═════ INPUT

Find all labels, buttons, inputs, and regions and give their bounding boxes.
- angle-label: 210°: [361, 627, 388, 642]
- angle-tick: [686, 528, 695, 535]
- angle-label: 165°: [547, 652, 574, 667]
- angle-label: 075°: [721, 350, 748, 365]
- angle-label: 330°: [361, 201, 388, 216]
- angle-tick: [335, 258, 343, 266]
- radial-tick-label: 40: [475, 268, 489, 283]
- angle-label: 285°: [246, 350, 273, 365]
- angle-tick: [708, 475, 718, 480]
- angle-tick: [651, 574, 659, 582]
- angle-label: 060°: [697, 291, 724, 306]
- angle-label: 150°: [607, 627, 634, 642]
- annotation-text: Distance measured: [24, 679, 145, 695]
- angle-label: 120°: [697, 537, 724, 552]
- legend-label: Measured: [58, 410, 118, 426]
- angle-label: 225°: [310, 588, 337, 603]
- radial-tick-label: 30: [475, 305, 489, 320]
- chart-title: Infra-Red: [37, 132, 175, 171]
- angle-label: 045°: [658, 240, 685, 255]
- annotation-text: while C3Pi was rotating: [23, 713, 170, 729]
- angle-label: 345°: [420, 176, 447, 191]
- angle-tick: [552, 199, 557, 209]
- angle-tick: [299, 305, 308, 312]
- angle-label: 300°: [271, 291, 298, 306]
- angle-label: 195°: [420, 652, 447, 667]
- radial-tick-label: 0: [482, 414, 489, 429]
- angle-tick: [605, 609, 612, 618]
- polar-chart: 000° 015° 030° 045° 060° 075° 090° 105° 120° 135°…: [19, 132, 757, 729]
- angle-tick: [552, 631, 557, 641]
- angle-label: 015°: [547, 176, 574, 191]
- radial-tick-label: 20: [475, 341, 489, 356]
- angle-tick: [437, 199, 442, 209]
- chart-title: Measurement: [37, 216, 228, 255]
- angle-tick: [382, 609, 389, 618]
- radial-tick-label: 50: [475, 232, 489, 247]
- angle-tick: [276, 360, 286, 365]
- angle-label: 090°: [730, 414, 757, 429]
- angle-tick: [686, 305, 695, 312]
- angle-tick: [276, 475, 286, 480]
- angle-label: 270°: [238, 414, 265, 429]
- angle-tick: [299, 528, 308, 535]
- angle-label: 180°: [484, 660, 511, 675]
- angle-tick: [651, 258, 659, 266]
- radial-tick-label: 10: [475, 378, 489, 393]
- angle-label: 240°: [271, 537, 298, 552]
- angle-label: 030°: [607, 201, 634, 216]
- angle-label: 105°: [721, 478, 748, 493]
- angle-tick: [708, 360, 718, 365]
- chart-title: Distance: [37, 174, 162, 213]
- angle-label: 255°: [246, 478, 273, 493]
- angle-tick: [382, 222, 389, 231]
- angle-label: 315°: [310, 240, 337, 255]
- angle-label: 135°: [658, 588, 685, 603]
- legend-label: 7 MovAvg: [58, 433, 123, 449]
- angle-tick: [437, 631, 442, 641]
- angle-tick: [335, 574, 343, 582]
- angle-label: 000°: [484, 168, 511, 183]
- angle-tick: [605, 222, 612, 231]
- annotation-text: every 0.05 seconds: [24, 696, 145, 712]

══════════

# WRITTEN INSTRUCTION:
Starting at the first line and ending at the line containing "- angle-label: 030°: [607, 201, 634, 216]", both included, rewrite the lines as a numbered list with any blank lines omitted.

# ANSWER TO THIS TASK:
1. Find all labels, buttons, inputs, and regions and give their bounding boxes.
2. - angle-label: 210°: [361, 627, 388, 642]
3. - angle-tick: [686, 528, 695, 535]
4. - angle-label: 165°: [547, 652, 574, 667]
5. - angle-label: 075°: [721, 350, 748, 365]
6. - angle-label: 330°: [361, 201, 388, 216]
7. - angle-tick: [335, 258, 343, 266]
8. - radial-tick-label: 40: [475, 268, 489, 283]
9. - angle-label: 285°: [246, 350, 273, 365]
10. - angle-tick: [708, 475, 718, 480]
11. - angle-tick: [651, 574, 659, 582]
12. - angle-label: 060°: [697, 291, 724, 306]
13. - angle-label: 150°: [607, 627, 634, 642]
14. - annotation-text: Distance measured: [24, 679, 145, 695]
15. - angle-label: 120°: [697, 537, 724, 552]
16. - legend-label: Measured: [58, 410, 118, 426]
17. - angle-label: 225°: [310, 588, 337, 603]
18. - radial-tick-label: 30: [475, 305, 489, 320]
19. - chart-title: Infra-Red: [37, 132, 175, 171]
20. - angle-label: 045°: [658, 240, 685, 255]
21. - annotation-text: while C3Pi was rotating: [23, 713, 170, 729]
22. - angle-label: 345°: [420, 176, 447, 191]
23. - angle-tick: [552, 199, 557, 209]
24. - angle-tick: [299, 305, 308, 312]
25. - angle-label: 300°: [271, 291, 298, 306]
26. - angle-label: 195°: [420, 652, 447, 667]
27. - radial-tick-label: 0: [482, 414, 489, 429]
28. - angle-tick: [605, 609, 612, 618]
29. - polar-chart: 000° 015° 030° 045° 060° 075° 090° 105° 120° 135°…: [19, 132, 757, 729]
30. - angle-tick: [552, 631, 557, 641]
31. - angle-label: 015°: [547, 176, 574, 191]
32. - radial-tick-label: 20: [475, 341, 489, 356]
33. - angle-tick: [437, 199, 442, 209]
34. - chart-title: Measurement: [37, 216, 228, 255]
35. - angle-tick: [382, 609, 389, 618]
36. - radial-tick-label: 50: [475, 232, 489, 247]
37. - angle-tick: [276, 360, 286, 365]
38. - angle-label: 090°: [730, 414, 757, 429]
39. - angle-tick: [686, 305, 695, 312]
40. - angle-tick: [276, 475, 286, 480]
41. - angle-label: 270°: [238, 414, 265, 429]
42. - angle-tick: [299, 528, 308, 535]
43. - angle-label: 180°: [484, 660, 511, 675]
44. - angle-tick: [651, 258, 659, 266]
45. - radial-tick-label: 10: [475, 378, 489, 393]
46. - angle-label: 240°: [271, 537, 298, 552]
47. - angle-label: 030°: [607, 201, 634, 216]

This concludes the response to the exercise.